- The task
Gather from the listing below each line that includes the word "assistant", and copy it.

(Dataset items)

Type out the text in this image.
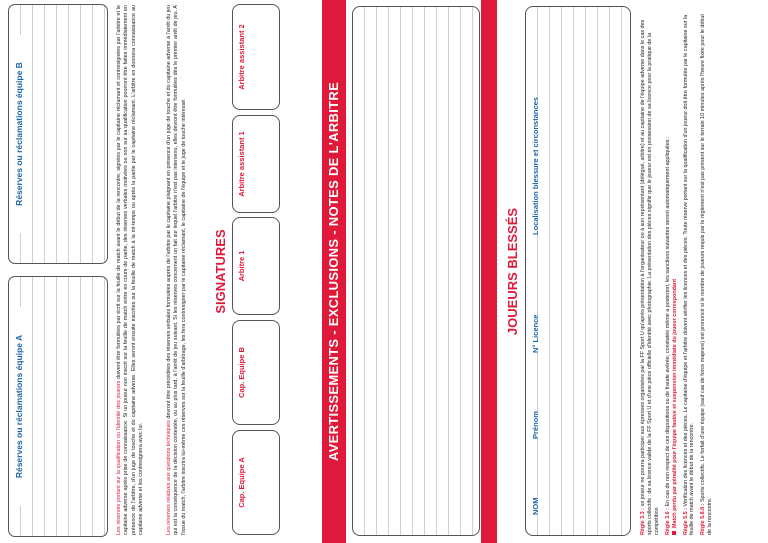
Réserves ou réclamations équipe A
Réserves ou réclamations équipe B
Les réserves portant sur la qualification ou l'identité des joueurs doivent être formulées par écrit sur la feuille de match avant le début de la rencontre, signées par le capitaine réclamant et contresignées par l'arbitre et le capitaine adverse après prise de connaissance. Si un joueur non inscrit sur la feuille de match entre en cours de partie, des réserves verbales motivées ou non sur sa qualification pourront être faites immédiatement en présence de l'arbitre, d'un juge de touche et du capitaine adverse. Elles seront ensuite inscrites sur la feuille de match à la mi-temps ou après la partie par le capitaine réclamant. L'arbitre en donnera connaissance au capitaine adverse et les contresignera avec lui.	Les réserves relatives aux questions techniques devront être précédées des réserves verbales formulées auprès de l'arbitre par le capitaine plaignant en présence d'un juge de touche et du capitaine adverse à l'arrêt du jeu qui est la conséquence de la décision contestée, ou au plus tard, à l'arrêt de jeu suivant. Si les réserves concernent un fait sur lequel l'arbitre n'est pas intervenu, elles devront être formulées dès le premier arrêt de jeu. A l'issue du match, l'arbitre inscrira lui-même ces réserves sur la feuille d'arbitrage, les fera contresigner par le capitaine réclamant, le capitaine de l'équipe et le juge de touche intéressé. SIGNATURES
Cap. Equipe A
Cap. Equipe B
Arbitre 1
Arbitre assistant 1
Arbitre assistant 2
AVERTISSEMENTS - EXCLUSIONS - NOTES DE L'ARBITRE	JOUEURS BLESSÉS
NOM
Prénom
N° Licence
Localisation blessure et circonstances
Règle 3.3 : un joueur ne pourra participer aux épreuves organisées par la FF Sport U qu'après présentation à l'organisateur ou à son représentant (délégué, arbitre) et au capitaine de l'équipe adverse dans le cas des sports collectifs : de sa licence valide de la FF Sport U et d'une pièce officielle d'identité avec photographie. La présentation des pièces signifie que le joueur est en possession de sa licence pour la pratique de la compétition Règle 3.6 : En cas de non respect de ces dispositions ou de fraude avérée, constatée même a posteriori, les sanctions suivantes seront automatiquement appliquées :
Match perdu par pénalité pour l'équipe fautive et suspension immédiate du joueur correspondant Règle 5.5 : Vérification des licences et des pièces. Le capitaine d'équipe et l'arbitre doivent vérifier les licences et des pièces. Toute réserve portant sur la qualification d'un joueur doit être formulée par le capitaine sur la feuille de match avant le début de la rencontre. Règle 5.8.8 : Sports collectifs. Le forfait d'une équipe (sauf cas de force majeure) est prononcé si le nombre de joueurs requis par le règlement n'est pas présent sur le terrain 10 minutes après l'heure fixée pour le début de la rencontre.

- Response below
Arbitre assistant 1
Arbitre assistant 2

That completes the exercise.